• _What is being asked_
Print all entries word for word.

• _Input rows_
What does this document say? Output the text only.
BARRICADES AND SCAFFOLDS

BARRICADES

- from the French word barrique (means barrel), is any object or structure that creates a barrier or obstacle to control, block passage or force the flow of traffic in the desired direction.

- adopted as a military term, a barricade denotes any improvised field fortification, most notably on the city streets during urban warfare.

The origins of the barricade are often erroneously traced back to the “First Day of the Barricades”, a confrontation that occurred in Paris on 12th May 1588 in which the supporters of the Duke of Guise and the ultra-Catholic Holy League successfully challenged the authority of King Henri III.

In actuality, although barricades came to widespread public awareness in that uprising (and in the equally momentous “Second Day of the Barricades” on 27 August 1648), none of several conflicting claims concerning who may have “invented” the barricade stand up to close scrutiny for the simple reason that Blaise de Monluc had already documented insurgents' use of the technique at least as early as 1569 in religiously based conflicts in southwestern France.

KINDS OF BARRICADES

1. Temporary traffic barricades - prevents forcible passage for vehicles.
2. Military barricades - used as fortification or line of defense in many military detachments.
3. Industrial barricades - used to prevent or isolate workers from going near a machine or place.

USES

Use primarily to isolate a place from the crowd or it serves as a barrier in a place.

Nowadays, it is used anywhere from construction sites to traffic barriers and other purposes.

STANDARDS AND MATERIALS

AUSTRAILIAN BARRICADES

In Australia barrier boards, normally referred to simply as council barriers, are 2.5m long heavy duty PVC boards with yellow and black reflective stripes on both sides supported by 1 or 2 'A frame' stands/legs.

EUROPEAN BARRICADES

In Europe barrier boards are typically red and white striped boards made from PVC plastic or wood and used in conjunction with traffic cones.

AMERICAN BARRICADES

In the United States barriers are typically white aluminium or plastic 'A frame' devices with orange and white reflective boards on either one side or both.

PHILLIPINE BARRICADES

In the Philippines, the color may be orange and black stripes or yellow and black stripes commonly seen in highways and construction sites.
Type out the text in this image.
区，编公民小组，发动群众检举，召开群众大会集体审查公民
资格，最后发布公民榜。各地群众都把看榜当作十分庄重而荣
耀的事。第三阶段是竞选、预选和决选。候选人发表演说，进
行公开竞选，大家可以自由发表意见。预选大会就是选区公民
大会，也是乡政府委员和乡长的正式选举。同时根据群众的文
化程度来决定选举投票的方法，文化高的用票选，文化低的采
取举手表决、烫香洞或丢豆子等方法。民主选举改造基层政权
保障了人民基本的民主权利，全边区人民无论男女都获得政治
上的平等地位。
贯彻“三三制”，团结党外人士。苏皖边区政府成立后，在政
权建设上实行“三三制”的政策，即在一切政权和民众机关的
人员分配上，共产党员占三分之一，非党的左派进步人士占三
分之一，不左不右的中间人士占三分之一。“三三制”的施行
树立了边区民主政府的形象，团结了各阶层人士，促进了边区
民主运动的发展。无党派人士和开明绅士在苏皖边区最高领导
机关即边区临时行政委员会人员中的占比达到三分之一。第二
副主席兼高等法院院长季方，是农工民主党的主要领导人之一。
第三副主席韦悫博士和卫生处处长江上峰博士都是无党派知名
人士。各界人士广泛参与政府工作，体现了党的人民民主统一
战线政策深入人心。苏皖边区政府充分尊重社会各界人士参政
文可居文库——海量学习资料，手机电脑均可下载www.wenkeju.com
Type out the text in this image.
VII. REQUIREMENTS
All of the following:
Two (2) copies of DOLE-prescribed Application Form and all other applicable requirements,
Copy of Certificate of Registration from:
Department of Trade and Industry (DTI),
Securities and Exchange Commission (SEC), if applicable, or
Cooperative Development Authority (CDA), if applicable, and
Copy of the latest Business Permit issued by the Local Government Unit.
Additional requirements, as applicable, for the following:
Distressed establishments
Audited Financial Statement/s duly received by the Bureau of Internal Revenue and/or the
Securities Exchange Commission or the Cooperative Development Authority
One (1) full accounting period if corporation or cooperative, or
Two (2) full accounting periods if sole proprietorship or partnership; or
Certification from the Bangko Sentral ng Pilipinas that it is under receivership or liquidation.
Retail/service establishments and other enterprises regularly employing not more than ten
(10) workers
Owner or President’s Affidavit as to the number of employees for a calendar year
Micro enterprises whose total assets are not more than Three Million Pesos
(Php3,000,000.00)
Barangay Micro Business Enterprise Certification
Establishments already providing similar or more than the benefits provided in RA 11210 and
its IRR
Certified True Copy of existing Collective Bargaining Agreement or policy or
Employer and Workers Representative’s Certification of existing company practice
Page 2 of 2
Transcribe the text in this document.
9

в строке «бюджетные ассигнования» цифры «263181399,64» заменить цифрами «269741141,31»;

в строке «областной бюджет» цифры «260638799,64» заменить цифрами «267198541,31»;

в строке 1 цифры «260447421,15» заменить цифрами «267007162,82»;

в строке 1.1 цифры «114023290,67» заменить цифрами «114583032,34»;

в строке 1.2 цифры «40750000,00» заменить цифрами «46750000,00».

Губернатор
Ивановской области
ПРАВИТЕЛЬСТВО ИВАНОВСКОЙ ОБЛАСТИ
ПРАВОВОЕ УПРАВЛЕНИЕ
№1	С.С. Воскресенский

• _Written response_
What does this document say? Output the text only.
BARRICADES AND SCAFFOLDS

BARRICADES

- from the French word barrique (means barrel), is any object or structure that creates a barrier or obstacle to control, block passage or force the flow of traffic in the desired direction.

- adopted as a military term, a barricade denotes any improvised field fortification, most notably on the city streets during urban warfare.

The origins of the barricade are often erroneously traced back to the “First Day of the Barricades”, a confrontation that occurred in Paris on 12th May 1588 in which the supporters of the Duke of Guise and the ultra-Catholic Holy League successfully challenged the authority of King Henri III.

In actuality, although barricades came to widespread public awareness in that uprising (and in the equally momentous “Second Day of the Barricades” on 27 August 1648), none of several conflicting claims concerning who may have “invented” the barricade stand up to close scrutiny for the simple reason that Blaise de Monluc had already documented insurgents' use of the technique at least as early as 1569 in religiously based conflicts in southwestern France.

KINDS OF BARRICADES

1. Temporary traffic barricades - prevents forcible passage for vehicles.
2. Military barricades - used as fortification or line of defense in many military detachments.
3. Industrial barricades - used to prevent or isolate workers from going near a machine or place.

USES

Use primarily to isolate a place from the crowd or it serves as a barrier in a place.

Nowadays, it is used anywhere from construction sites to traffic barriers and other purposes.

STANDARDS AND MATERIALS

AUSTRAILIAN BARRICADES

In Australia barrier boards, normally referred to simply as council barriers, are 2.5m long heavy duty PVC boards with yellow and black reflective stripes on both sides supported by 1 or 2 'A frame' stands/legs.

EUROPEAN BARRICADES

In Europe barrier boards are typically red and white striped boards made from PVC plastic or wood and used in conjunction with traffic cones.

AMERICAN BARRICADES

In the United States barriers are typically white aluminium or plastic 'A frame' devices with orange and white reflective boards on either one side or both.

PHILLIPINE BARRICADES

In the Philippines, the color may be orange and black stripes or yellow and black stripes commonly seen in highways and construction sites.
Type out the text in this image.
区，编公民小组，发动群众检举，召开群众大会集体审查公民
资格，最后发布公民榜。各地群众都把看榜当作十分庄重而荣
耀的事。第三阶段是竞选、预选和决选。候选人发表演说，进
行公开竞选，大家可以自由发表意见。预选大会就是选区公民
大会，也是乡政府委员和乡长的正式选举。同时根据群众的文
化程度来决定选举投票的方法，文化高的用票选，文化低的采
取举手表决、烫香洞或丢豆子等方法。民主选举改造基层政权
保障了人民基本的民主权利，全边区人民无论男女都获得政治
上的平等地位。
贯彻“三三制”，团结党外人士。苏皖边区政府成立后，在政
权建设上实行“三三制”的政策，即在一切政权和民众机关的
人员分配上，共产党员占三分之一，非党的左派进步人士占三
分之一，不左不右的中间人士占三分之一。“三三制”的施行
树立了边区民主政府的形象，团结了各阶层人士，促进了边区
民主运动的发展。无党派人士和开明绅士在苏皖边区最高领导
机关即边区临时行政委员会人员中的占比达到三分之一。第二
副主席兼高等法院院长季方，是农工民主党的主要领导人之一。
第三副主席韦悫博士和卫生处处长江上峰博士都是无党派知名
人士。各界人士广泛参与政府工作，体现了党的人民民主统一
战线政策深入人心。苏皖边区政府充分尊重社会各界人士参政
文可居文库——海量学习资料，手机电脑均可下载www.wenkeju.com
Type out the text in this image.
VII. REQUIREMENTS
All of the following:
Two (2) copies of DOLE-prescribed Application Form and all other applicable requirements,
Copy of Certificate of Registration from:
Department of Trade and Industry (DTI),
Securities and Exchange Commission (SEC), if applicable, or
Cooperative Development Authority (CDA), if applicable, and
Copy of the latest Business Permit issued by the Local Government Unit.
Additional requirements, as applicable, for the following:
Distressed establishments
Audited Financial Statement/s duly received by the Bureau of Internal Revenue and/or the
Securities Exchange Commission or the Cooperative Development Authority
One (1) full accounting period if corporation or cooperative, or
Two (2) full accounting periods if sole proprietorship or partnership; or
Certification from the Bangko Sentral ng Pilipinas that it is under receivership or liquidation.
Retail/service establishments and other enterprises regularly employing not more than ten
(10) workers
Owner or President’s Affidavit as to the number of employees for a calendar year
Micro enterprises whose total assets are not more than Three Million Pesos
(Php3,000,000.00)
Barangay Micro Business Enterprise Certification
Establishments already providing similar or more than the benefits provided in RA 11210 and
its IRR
Certified True Copy of existing Collective Bargaining Agreement or policy or
Employer and Workers Representative’s Certification of existing company practice
Page 2 of 2
Transcribe the text in this document.
9

в строке «бюджетные ассигнования» цифры «263181399,64» заменить цифрами «269741141,31»;

в строке «областной бюджет» цифры «260638799,64» заменить цифрами «267198541,31»;

в строке 1 цифры «260447421,15» заменить цифрами «267007162,82»;

в строке 1.1 цифры «114023290,67» заменить цифрами «114583032,34»;

в строке 1.2 цифры «40750000,00» заменить цифрами «46750000,00».

Губернатор
Ивановской области
ПРАВИТЕЛЬСТВО ИВАНОВСКОЙ ОБЛАСТИ
ПРАВОВОЕ УПРАВЛЕНИЕ
№1	С.С. Воскресенский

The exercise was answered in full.